──────── Document segment
HPV Screening With Triage by HPV Genotyping Versus Visual Inspection With Acetic Acid

NCT05385406 · Status: RECRUITING · Phase: NA · Type: INTERVENTIONAL · Enrollment: 5500

Last updated 2024-05-09

No results posted yet for this study

Summary

Cervical cancer is the leading cause of cancer death among women in sub-Saharan Africa, despite the existence of effective prevention and screening methods. Because vaccination rates against human papillomavirus (causing nearly all cervical cancers) are still insufficient in some low-resource countries, early detection and treatment of cervical lesions at risk of progressing to cancer are crucial components of cervical cancer control. Therefore, it is essential to find the most reliable and appropriate screening strategy in the context of low-resource countries in order to identify women in need of treatment and thus prevent the development of cervical cancer. The objective of our study is to compare two different methods of cervical cancer screening adapted to low-resource settings, in two study centers in Cameroon.

Conditions

Interventions

DIAGNOSTIC_TEST

HPV genotyping

Genotyping will be obtained by the Xpert system which uses 5 color channels containing primers and probes for the detection of specific genotypes or pooled results as follows: i) HPV 16, ii) HPV 18/45 in pooled result, iii) HPV types 31, 33, 35 52, or 58, in pooled result, iv) HPV types 51 or 59, in pooled result, and v) HPV types 39, 56, 66 or 68 in pooled result.
────────────────
_Brief A_
Answer these from the study page:
(i) How many people is the study set to enroll?
(ii) In which country are the two study centers?
(iii) What system will be used to get the HPV genotyping?
_Brief B_
Set down everything in the study page from "No results posted" down to "centers in Cameroon.", word for word.
The entries that come next are separate material with no tie to the study page.
──────── Entries supplied
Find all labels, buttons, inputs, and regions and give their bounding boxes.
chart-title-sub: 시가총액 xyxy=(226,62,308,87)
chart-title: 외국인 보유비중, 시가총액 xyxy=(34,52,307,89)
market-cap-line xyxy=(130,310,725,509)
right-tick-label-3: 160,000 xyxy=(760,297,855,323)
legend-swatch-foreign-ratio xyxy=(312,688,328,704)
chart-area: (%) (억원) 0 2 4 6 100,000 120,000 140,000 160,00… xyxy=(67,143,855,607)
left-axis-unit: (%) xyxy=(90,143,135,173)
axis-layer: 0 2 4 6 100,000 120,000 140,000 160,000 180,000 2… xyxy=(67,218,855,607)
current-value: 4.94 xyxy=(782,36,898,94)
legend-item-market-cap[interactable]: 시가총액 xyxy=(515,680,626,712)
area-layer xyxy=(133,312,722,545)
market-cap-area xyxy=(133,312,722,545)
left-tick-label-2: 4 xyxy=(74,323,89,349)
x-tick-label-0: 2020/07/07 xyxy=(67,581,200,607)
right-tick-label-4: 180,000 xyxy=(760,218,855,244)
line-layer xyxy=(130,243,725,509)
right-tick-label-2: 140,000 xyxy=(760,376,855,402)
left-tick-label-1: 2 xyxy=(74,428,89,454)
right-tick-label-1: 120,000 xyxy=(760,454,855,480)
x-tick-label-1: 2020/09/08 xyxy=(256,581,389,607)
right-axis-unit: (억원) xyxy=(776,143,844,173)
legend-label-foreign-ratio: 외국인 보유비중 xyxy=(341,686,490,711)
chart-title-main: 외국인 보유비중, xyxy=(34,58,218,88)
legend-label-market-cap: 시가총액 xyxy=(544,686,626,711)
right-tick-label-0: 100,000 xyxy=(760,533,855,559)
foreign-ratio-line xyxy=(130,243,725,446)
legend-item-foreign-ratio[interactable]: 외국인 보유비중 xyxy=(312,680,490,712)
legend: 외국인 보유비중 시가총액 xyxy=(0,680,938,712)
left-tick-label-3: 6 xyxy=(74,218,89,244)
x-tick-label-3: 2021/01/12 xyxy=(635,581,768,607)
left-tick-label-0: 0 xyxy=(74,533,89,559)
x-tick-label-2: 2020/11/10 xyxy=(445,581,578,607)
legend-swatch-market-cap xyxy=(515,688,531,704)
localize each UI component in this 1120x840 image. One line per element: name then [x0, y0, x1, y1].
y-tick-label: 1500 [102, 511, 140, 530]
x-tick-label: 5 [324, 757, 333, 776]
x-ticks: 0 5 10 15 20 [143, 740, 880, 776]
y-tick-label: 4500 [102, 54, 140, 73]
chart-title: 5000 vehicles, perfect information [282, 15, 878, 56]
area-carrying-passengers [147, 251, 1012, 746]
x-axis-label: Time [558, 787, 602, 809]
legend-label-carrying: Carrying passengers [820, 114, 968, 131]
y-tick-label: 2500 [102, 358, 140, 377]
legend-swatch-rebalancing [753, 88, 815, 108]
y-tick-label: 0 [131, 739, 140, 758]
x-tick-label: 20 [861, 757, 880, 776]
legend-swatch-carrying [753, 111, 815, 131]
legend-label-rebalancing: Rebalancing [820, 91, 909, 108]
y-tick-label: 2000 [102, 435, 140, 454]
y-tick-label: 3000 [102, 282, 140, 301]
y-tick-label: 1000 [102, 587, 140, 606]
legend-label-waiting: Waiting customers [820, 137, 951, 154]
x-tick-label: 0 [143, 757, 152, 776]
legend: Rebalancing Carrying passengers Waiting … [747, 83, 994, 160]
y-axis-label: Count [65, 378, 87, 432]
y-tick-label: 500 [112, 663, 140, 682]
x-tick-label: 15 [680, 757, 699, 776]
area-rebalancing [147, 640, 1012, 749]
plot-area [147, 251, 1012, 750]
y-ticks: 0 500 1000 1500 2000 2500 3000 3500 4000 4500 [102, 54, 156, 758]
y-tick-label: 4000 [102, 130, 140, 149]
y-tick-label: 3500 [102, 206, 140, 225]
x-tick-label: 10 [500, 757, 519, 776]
────────────────
_Task response A_
(i) 5500
(ii) Cameroon
(iii) The Xpert system

_Task response B_
No results posted yet for this study

Summary

Cervical cancer is the leading cause of cancer death among women in sub-Saharan Africa, despite the existence of effective prevention and screening methods. Because vaccination rates against human papillomavirus (causing nearly all cervical cancers) are still insufficient in some low-resource countries, early detection and treatment of cervical lesions at risk of progressing to cancer are crucial components of cervical cancer control. Therefore, it is essential to find the most reliable and appropriate screening strategy in the context of low-resource countries in order to identify women in need of treatment and thus prevent the development of cervical cancer. The objective of our study is to compare two different methods of cervical cancer screening adapted to low-resource settings, in two study centers in Cameroon.